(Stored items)
>> Begin

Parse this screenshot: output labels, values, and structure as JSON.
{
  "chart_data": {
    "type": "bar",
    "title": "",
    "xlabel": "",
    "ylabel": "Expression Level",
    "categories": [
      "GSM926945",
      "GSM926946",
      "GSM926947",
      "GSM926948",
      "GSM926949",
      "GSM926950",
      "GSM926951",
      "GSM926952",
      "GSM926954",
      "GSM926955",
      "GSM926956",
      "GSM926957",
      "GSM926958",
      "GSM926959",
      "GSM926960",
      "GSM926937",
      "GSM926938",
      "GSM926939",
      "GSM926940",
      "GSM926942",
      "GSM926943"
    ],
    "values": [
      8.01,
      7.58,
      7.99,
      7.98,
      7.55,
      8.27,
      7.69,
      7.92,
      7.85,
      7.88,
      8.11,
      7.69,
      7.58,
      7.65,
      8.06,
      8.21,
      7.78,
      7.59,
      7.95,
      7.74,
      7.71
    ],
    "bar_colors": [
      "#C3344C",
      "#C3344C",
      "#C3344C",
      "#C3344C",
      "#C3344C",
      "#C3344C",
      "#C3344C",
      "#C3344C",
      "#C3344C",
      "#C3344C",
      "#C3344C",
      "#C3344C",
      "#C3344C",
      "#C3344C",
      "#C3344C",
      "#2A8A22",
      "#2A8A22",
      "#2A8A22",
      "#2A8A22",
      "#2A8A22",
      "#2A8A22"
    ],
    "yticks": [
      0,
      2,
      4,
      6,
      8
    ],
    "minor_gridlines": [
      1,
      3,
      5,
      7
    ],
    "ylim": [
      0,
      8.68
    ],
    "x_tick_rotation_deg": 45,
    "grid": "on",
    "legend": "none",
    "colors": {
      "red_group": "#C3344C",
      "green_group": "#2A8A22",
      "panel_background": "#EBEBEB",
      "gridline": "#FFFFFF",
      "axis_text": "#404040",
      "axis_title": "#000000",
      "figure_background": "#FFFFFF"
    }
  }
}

>> End

▶ **WHAT YOU NEED TO DO**: Each record above should be restated word for word.

▶ **RESPONSE TO THE EXERCISE**:
Parse this screenshot: output labels, values, and structure as JSON.
{
  "chart_data": {
    "type": "bar",
    "title": "",
    "xlabel": "",
    "ylabel": "Expression Level",
    "categories": [
      "GSM926945",
      "GSM926946",
      "GSM926947",
      "GSM926948",
      "GSM926949",
      "GSM926950",
      "GSM926951",
      "GSM926952",
      "GSM926954",
      "GSM926955",
      "GSM926956",
      "GSM926957",
      "GSM926958",
      "GSM926959",
      "GSM926960",
      "GSM926937",
      "GSM926938",
      "GSM926939",
      "GSM926940",
      "GSM926942",
      "GSM926943"
    ],
    "values": [
      8.01,
      7.58,
      7.99,
      7.98,
      7.55,
      8.27,
      7.69,
      7.92,
      7.85,
      7.88,
      8.11,
      7.69,
      7.58,
      7.65,
      8.06,
      8.21,
      7.78,
      7.59,
      7.95,
      7.74,
      7.71
    ],
    "bar_colors": [
      "#C3344C",
      "#C3344C",
      "#C3344C",
      "#C3344C",
      "#C3344C",
      "#C3344C",
      "#C3344C",
      "#C3344C",
      "#C3344C",
      "#C3344C",
      "#C3344C",
      "#C3344C",
      "#C3344C",
      "#C3344C",
      "#C3344C",
      "#2A8A22",
      "#2A8A22",
      "#2A8A22",
      "#2A8A22",
      "#2A8A22",
      "#2A8A22"
    ],
    "yticks": [
      0,
      2,
      4,
      6,
      8
    ],
    "minor_gridlines": [
      1,
      3,
      5,
      7
    ],
    "ylim": [
      0,
      8.68
    ],
    "x_tick_rotation_deg": 45,
    "grid": "on",
    "legend": "none",
    "colors": {
      "red_group": "#C3344C",
      "green_group": "#2A8A22",
      "panel_background": "#EBEBEB",
      "gridline": "#FFFFFF",
      "axis_text": "#404040",
      "axis_title": "#000000",
      "figure_background": "#FFFFFF"
    }
  }
}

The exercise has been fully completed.